> **PASSAGE SHOWN**
▬▬▬
I would start in imperative world as that sounds like the space you came from. Get comfortable and feel like you are getting up to speed again then as a side project explore functional.
Even if you do not ever use it in anger it will change your perspective on code and how you plug it together.
C# and even Java have started to pick up aspects of functional now.
Take the following array of people objects
var people =
new[]
{
new Person {Name = "Tom", Age = 15),
new Person {Name = "Bill", Age = 25),
new Person {Name = "Bob", Age = 30),
};
I am sure you couple probably think how you might might get the names of all people over 25. Loop through, check the ages and put the names into an array.
The more functional way is called map, filter, reduce. Here is the C# LINQ syntax in action
var names = people
.Where(x => x.Age >= 18)
.Select(x => x.Name)
.ToArray();
Where is filter, it filters out based on the filter function it is given, in this case where age 18 or above. Select is map. It reshapes data, in this case it has picked the names out of the people object.
This is called a fluent interface. The results of each step are pushed into the next step to save holding intermediate variables etc
It also has a longer form syntax
var names =
from person in people
where person.Age >= 18
select person.Name;
As you can see it almost looks like a database SQL style language. This was intentional when they designed the syntax to make it feel familiar.
There are some real fun changes in languages from when you last touched them so just enjoy the journey and create small test programs to test new things you are trying to learn.
Very helpful. Thanks for the insight. That's my plan start small, get my feet under me again and then figure out the direction I wanna go in. It seems like there's a lot of options nowadays.
Too much choice. Back when I started working in code for a living (Mid 80s) you could keep a wide knowledge up to date. Not now the field is so wide you ether ending up with no depth to your stills and focus wide or go deep.
I prefer the deep route, makes you a better coder in that focused area. I explore other stuff when I get the chance, hence stuff like the F# roguelike. Big enough to test stuff but small enough to be throwaway just to learn :)
Thanks I'll definitely go focused once I decide where my interests and skills lay.
▬▬▬
> **WORK TO COMPLETE**
a - Decide whether each statement agrees with the exchange on functional programming. Answer yes or no for each, and quote the deciding words of the exchange.
(i) The first reply recommends starting in the imperative world.
(ii) In the LINQ example, Select performs the role of filter.
(iii) The writer of the first reply began working in code for a living in the mid 1990s.
b - Answer these questions from the exchange on functional programming.
(i) What is the name of the interface in which the results of each step are pushed into the next step?
(ii) What kind of language does the longer form syntax almost look like?
(iii) Which route does the writer of the first reply prefer?
c - Print the part of the exchange on functional programming that opens with the words containing "C# and even" and closes with "into an array.".
▬▬▬
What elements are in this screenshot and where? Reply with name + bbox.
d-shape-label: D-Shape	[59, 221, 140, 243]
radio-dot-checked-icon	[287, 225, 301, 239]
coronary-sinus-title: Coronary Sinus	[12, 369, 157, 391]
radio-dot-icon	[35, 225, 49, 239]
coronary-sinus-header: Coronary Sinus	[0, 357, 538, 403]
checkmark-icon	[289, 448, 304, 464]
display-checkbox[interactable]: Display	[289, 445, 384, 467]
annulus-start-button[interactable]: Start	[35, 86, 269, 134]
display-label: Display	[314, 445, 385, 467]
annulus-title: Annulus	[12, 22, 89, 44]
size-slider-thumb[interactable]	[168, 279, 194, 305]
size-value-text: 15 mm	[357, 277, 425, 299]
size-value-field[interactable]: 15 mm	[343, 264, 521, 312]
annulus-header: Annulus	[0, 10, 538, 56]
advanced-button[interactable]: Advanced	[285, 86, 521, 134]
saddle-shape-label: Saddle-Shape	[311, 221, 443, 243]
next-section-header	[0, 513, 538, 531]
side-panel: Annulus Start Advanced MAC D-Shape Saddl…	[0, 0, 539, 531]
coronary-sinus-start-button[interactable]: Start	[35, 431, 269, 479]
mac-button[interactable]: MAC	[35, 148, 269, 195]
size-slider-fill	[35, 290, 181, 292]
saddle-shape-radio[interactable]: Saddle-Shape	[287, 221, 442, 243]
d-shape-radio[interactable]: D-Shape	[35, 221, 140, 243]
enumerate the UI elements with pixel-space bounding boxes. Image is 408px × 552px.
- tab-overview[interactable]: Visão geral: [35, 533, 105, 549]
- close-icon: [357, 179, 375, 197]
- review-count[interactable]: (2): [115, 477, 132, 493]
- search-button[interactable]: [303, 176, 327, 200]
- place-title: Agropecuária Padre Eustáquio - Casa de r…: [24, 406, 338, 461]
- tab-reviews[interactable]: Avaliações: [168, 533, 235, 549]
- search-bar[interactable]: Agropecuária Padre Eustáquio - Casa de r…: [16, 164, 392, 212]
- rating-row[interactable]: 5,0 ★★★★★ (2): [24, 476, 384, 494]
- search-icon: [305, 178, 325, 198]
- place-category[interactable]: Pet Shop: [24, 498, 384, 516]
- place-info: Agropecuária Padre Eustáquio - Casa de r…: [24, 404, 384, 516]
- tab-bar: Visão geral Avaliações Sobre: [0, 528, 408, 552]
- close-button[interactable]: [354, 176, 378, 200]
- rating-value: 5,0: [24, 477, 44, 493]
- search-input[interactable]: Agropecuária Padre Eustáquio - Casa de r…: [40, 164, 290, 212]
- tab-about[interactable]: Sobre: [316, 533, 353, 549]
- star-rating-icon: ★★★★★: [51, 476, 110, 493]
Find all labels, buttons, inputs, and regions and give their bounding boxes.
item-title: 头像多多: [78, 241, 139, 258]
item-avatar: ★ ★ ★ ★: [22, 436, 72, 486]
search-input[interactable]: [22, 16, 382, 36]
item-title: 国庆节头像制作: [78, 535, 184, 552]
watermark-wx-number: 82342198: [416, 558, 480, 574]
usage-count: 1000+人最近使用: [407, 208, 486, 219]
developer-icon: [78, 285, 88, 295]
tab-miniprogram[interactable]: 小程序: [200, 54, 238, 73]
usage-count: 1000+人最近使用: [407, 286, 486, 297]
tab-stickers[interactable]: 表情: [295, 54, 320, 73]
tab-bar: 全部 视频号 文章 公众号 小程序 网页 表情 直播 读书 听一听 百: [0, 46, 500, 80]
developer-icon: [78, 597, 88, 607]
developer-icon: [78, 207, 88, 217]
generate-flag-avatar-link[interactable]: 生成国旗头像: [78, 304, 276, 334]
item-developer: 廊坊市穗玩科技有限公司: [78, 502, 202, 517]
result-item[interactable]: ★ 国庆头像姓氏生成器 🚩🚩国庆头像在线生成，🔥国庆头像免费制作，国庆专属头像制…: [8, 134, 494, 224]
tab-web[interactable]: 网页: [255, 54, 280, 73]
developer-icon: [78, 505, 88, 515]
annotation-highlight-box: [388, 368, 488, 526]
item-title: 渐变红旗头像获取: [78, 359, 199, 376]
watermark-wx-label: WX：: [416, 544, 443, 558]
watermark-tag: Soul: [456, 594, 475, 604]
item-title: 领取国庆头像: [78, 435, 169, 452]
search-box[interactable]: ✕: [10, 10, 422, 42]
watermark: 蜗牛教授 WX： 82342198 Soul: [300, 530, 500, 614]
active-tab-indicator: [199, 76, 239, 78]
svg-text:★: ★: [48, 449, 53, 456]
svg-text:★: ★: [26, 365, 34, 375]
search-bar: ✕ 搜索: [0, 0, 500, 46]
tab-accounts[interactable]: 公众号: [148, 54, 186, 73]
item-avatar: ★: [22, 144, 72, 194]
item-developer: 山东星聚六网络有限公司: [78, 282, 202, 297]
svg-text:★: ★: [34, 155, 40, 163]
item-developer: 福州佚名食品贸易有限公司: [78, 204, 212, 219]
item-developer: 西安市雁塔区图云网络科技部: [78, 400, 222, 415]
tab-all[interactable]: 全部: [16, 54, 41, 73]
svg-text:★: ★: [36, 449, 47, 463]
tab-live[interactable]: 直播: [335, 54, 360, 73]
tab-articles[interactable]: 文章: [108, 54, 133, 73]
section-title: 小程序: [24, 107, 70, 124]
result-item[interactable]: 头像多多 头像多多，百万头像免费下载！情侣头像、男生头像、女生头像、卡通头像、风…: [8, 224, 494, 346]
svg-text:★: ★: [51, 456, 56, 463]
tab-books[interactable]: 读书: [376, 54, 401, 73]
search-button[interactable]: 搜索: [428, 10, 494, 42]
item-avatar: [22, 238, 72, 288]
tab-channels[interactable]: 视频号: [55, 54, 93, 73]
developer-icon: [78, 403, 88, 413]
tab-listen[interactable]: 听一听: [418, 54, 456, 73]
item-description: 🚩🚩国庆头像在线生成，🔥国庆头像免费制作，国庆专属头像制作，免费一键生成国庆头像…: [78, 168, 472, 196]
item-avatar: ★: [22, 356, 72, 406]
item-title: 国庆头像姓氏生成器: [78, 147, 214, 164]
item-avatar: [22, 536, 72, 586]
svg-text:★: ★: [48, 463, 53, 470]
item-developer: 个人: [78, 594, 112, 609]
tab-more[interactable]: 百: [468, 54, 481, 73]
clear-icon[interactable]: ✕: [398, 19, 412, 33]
▬▬▬
> **RESULTS**
a -
(i) Yes: "I would start in imperative world as that sounds like the space you came from."
(ii) No: "Select is map."
(iii) No: "Back when I started working in code for a living (Mid 80s)"

b -
(i) A fluent interface.
(ii) A database SQL style language.
(iii) The deep route.

c -
C# and even Java have started to pick up aspects of functional now.
Take the following array of people objects
var people =
new[]
{
new Person {Name = "Tom", Age = 15),
new Person {Name = "Bill", Age = 25),
new Person {Name = "Bob", Age = 30),
};
I am sure you couple probably think how you might might get the names of all people over 25. Loop through, check the ages and put the names into an array.